Stored data:
━━━━━━

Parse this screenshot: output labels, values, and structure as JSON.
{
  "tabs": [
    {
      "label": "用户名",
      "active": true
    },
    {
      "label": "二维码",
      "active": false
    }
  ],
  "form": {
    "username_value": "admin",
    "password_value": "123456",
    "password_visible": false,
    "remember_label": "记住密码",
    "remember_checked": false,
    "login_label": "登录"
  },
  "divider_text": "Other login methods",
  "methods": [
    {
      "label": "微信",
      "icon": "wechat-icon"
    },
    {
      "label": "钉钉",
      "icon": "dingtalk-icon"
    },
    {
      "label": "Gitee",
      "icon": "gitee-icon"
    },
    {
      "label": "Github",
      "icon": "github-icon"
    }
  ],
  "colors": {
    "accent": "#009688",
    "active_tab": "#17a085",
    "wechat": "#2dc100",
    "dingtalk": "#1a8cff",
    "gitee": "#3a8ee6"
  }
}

━━━━━━

Copy out every line of the data above, exactly as given.

CORRECT RESULT:
Parse this screenshot: output labels, values, and structure as JSON.
{
  "tabs": [
    {
      "label": "用户名",
      "active": true
    },
    {
      "label": "二维码",
      "active": false
    }
  ],
  "form": {
    "username_value": "admin",
    "password_value": "123456",
    "password_visible": false,
    "remember_label": "记住密码",
    "remember_checked": false,
    "login_label": "登录"
  },
  "divider_text": "Other login methods",
  "methods": [
    {
      "label": "微信",
      "icon": "wechat-icon"
    },
    {
      "label": "钉钉",
      "icon": "dingtalk-icon"
    },
    {
      "label": "Gitee",
      "icon": "gitee-icon"
    },
    {
      "label": "Github",
      "icon": "github-icon"
    }
  ],
  "colors": {
    "accent": "#009688",
    "active_tab": "#17a085",
    "wechat": "#2dc100",
    "dingtalk": "#1a8cff",
    "gitee": "#3a8ee6"
  }
}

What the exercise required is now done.